■ **Task brief**
Return the count of lines with the string "Pelanggan" in them, and nothing else.

(Stored data entries)
........
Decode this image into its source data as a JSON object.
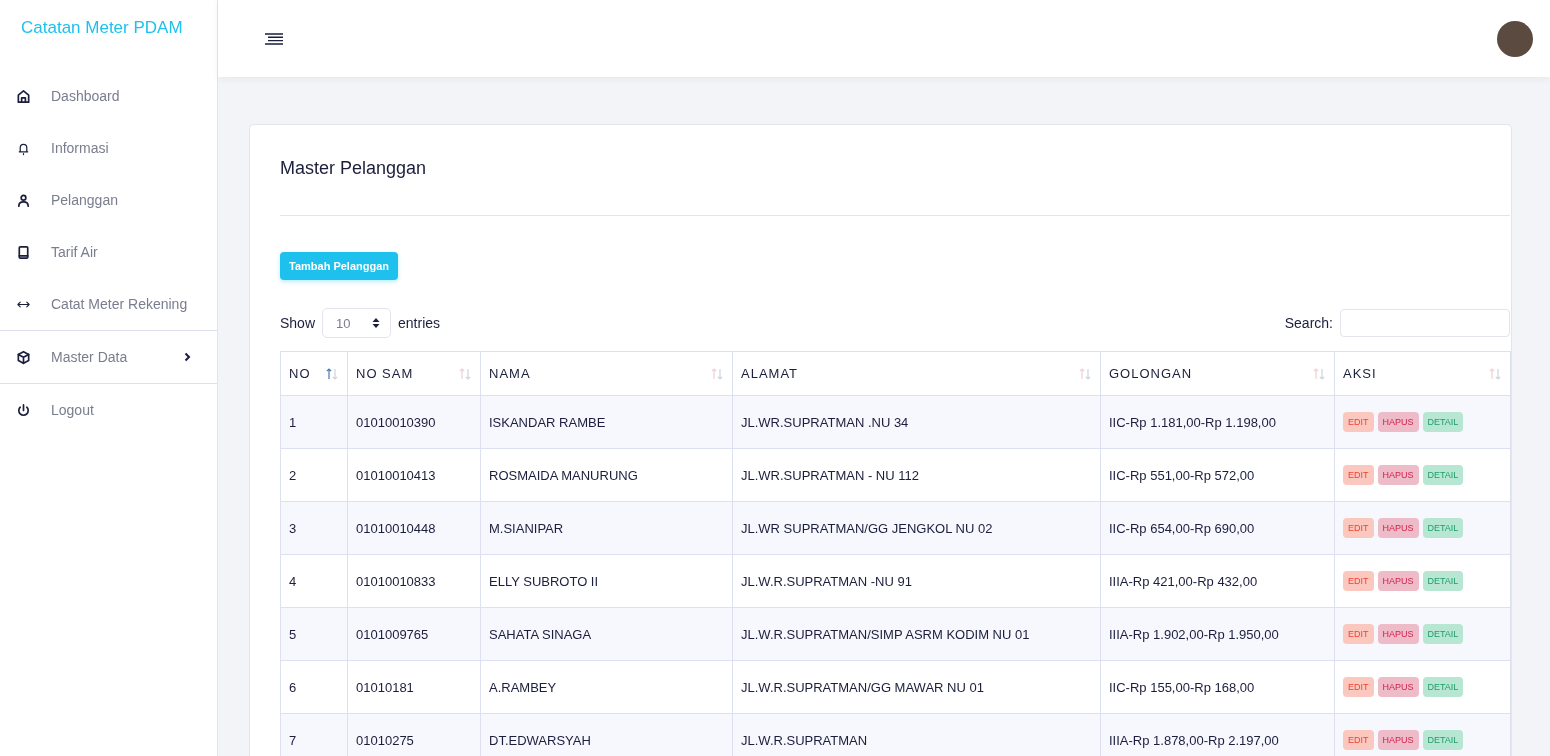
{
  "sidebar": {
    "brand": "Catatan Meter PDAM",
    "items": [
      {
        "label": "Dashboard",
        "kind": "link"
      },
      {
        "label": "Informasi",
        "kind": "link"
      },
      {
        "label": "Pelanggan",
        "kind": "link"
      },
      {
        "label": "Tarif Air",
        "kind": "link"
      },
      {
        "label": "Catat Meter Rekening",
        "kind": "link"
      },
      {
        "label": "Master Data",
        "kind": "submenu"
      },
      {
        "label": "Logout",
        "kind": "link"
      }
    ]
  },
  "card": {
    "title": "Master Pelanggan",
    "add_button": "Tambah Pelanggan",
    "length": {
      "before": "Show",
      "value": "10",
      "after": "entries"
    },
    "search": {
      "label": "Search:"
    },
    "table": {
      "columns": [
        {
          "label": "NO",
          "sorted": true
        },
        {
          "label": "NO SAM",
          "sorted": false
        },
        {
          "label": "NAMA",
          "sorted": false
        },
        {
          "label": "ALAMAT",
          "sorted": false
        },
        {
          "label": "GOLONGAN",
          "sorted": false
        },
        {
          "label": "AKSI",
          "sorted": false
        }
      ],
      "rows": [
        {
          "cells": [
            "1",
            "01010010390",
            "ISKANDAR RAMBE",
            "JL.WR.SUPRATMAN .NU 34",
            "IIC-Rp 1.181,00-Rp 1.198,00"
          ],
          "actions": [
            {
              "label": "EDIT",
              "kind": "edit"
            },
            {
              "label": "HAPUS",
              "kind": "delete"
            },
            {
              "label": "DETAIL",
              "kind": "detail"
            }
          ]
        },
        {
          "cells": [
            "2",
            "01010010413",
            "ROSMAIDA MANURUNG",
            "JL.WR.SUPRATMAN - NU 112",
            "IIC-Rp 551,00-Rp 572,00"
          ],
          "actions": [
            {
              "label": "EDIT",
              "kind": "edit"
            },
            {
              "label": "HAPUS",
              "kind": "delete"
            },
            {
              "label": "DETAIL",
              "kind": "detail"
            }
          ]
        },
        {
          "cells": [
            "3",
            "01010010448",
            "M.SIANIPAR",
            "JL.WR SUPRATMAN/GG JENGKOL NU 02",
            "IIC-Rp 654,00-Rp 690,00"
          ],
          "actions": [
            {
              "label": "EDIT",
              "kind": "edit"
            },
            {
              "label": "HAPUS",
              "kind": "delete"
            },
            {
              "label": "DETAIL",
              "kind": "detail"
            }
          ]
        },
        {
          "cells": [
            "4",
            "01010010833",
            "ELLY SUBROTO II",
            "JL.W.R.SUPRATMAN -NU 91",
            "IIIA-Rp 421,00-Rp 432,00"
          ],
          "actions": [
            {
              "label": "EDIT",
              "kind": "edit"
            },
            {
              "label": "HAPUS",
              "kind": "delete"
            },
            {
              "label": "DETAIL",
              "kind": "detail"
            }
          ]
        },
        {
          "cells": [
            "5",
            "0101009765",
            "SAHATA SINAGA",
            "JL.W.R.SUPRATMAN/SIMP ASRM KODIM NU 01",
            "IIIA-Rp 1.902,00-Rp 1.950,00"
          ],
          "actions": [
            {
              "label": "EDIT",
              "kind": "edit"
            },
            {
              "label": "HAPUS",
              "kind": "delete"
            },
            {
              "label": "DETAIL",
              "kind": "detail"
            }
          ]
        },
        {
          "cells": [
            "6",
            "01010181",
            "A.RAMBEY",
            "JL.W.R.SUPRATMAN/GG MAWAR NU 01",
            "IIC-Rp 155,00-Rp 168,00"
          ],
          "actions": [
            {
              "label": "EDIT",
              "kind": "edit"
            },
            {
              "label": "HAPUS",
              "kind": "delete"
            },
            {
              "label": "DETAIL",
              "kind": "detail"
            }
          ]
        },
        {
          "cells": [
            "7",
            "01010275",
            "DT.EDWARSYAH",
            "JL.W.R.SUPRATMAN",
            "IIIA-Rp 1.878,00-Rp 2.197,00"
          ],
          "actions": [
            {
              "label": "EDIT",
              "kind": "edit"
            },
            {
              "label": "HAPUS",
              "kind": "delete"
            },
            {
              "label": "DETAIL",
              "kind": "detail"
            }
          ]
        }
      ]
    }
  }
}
........
■ **Finished exercise**
3